RECORD LIST:
○ ○ ○ ○ ○ ○ ○
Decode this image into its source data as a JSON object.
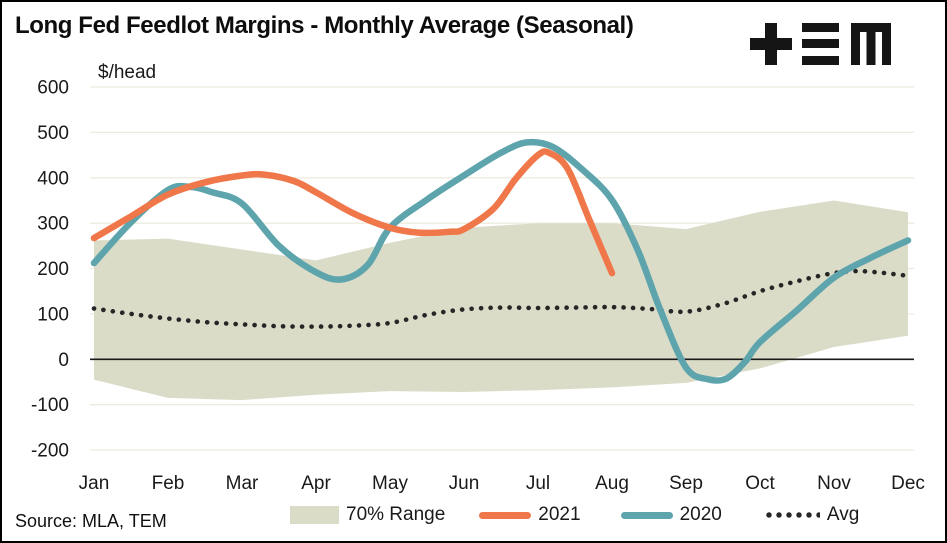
{
  "title": "Long Fed Feedlot Margins - Monthly Average (Seasonal)",
  "source": "Source: MLA, TEM",
  "logo_name": "tem-logo",
  "legend": {
    "range_label": "70% Range",
    "s2021_label": "2021",
    "s2020_label": "2020",
    "avg_label": "Avg"
  },
  "colors": {
    "band": "#DBDCC8",
    "y2021": "#F0774A",
    "y2020": "#5DA4AD",
    "avg": "#262626",
    "gridline": "#ECEBDE",
    "zero_line": "#1A1A1A",
    "text": "#1A1A1A",
    "logo": "#151515",
    "background": "#FFFFFF",
    "border": "#000000"
  },
  "chart_data": {
    "type": "line",
    "title": "Long Fed Feedlot Margins - Monthly Average (Seasonal)",
    "xlabel": "",
    "ylabel": "$/head",
    "categories": [
      "Jan",
      "Feb",
      "Mar",
      "Apr",
      "May",
      "Jun",
      "Jul",
      "Aug",
      "Sep",
      "Oct",
      "Nov",
      "Dec"
    ],
    "axis": {
      "ylim": [
        -200,
        600
      ],
      "ytick_step": 100,
      "yticks": [
        -200,
        -100,
        0,
        100,
        200,
        300,
        400,
        500,
        600
      ]
    },
    "grid": true,
    "legend_position": "bottom",
    "band": {
      "name": "70% Range",
      "top": [
        262,
        266,
        242,
        218,
        257,
        290,
        300,
        300,
        287,
        325,
        350,
        324
      ],
      "bottom": [
        -45,
        -85,
        -90,
        -78,
        -70,
        -72,
        -68,
        -62,
        -52,
        -20,
        27,
        52
      ]
    },
    "series": [
      {
        "name": "2021",
        "color": "#F0774A",
        "style": "solid",
        "monthly_values": [
          267,
          363,
          405,
          368,
          290,
          287,
          455,
          190,
          null,
          null,
          null,
          null
        ],
        "points": [
          [
            0,
            267
          ],
          [
            0.5,
            315
          ],
          [
            1,
            363
          ],
          [
            1.5,
            390
          ],
          [
            2,
            405
          ],
          [
            2.3,
            407
          ],
          [
            2.7,
            393
          ],
          [
            3,
            368
          ],
          [
            3.5,
            322
          ],
          [
            4,
            290
          ],
          [
            4.4,
            279
          ],
          [
            4.8,
            281
          ],
          [
            5,
            287
          ],
          [
            5.4,
            332
          ],
          [
            5.7,
            398
          ],
          [
            6,
            450
          ],
          [
            6.15,
            455
          ],
          [
            6.4,
            420
          ],
          [
            6.7,
            305
          ],
          [
            7,
            190
          ]
        ]
      },
      {
        "name": "2020",
        "color": "#5DA4AD",
        "style": "solid",
        "monthly_values": [
          212,
          373,
          343,
          192,
          290,
          405,
          476,
          351,
          -18,
          38,
          180,
          262
        ],
        "points": [
          [
            0,
            212
          ],
          [
            0.5,
            302
          ],
          [
            1,
            373
          ],
          [
            1.3,
            380
          ],
          [
            1.6,
            368
          ],
          [
            2,
            343
          ],
          [
            2.5,
            250
          ],
          [
            3,
            192
          ],
          [
            3.35,
            176
          ],
          [
            3.7,
            208
          ],
          [
            4,
            290
          ],
          [
            4.5,
            352
          ],
          [
            5,
            405
          ],
          [
            5.5,
            455
          ],
          [
            5.85,
            478
          ],
          [
            6.2,
            468
          ],
          [
            6.6,
            418
          ],
          [
            7,
            351
          ],
          [
            7.35,
            240
          ],
          [
            7.65,
            110
          ],
          [
            8,
            -18
          ],
          [
            8.3,
            -44
          ],
          [
            8.55,
            -42
          ],
          [
            8.8,
            -5
          ],
          [
            9,
            38
          ],
          [
            9.5,
            108
          ],
          [
            10,
            180
          ],
          [
            10.5,
            224
          ],
          [
            11,
            262
          ]
        ]
      },
      {
        "name": "Avg",
        "color": "#262626",
        "style": "dotted",
        "monthly_values": [
          112,
          90,
          77,
          72,
          80,
          110,
          113,
          115,
          105,
          150,
          190,
          184
        ],
        "points": [
          [
            0,
            112
          ],
          [
            0.5,
            100
          ],
          [
            1,
            90
          ],
          [
            1.5,
            82
          ],
          [
            2,
            77
          ],
          [
            2.5,
            73
          ],
          [
            3,
            72
          ],
          [
            3.5,
            74
          ],
          [
            4,
            80
          ],
          [
            4.5,
            98
          ],
          [
            5,
            110
          ],
          [
            5.5,
            114
          ],
          [
            6,
            113
          ],
          [
            6.5,
            114
          ],
          [
            7,
            115
          ],
          [
            7.5,
            111
          ],
          [
            8,
            105
          ],
          [
            8.5,
            122
          ],
          [
            9,
            150
          ],
          [
            9.5,
            172
          ],
          [
            10,
            190
          ],
          [
            10.4,
            194
          ],
          [
            11,
            184
          ]
        ]
      }
    ]
  }
}
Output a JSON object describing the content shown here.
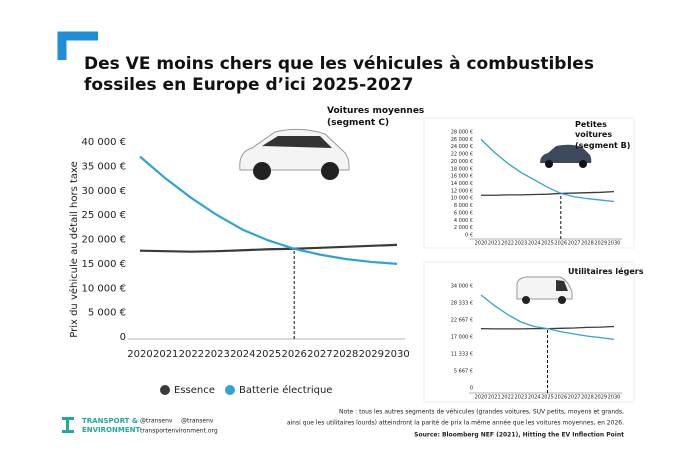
○ ○ ○ ○ ○ ○ ○
WORK INSTRUCTIONS: From the listing above, return each line with the word "object".

RESULT OF THE TASK:
Decode this image into its source data as a JSON object.
Output a JSON object describing the content shown here.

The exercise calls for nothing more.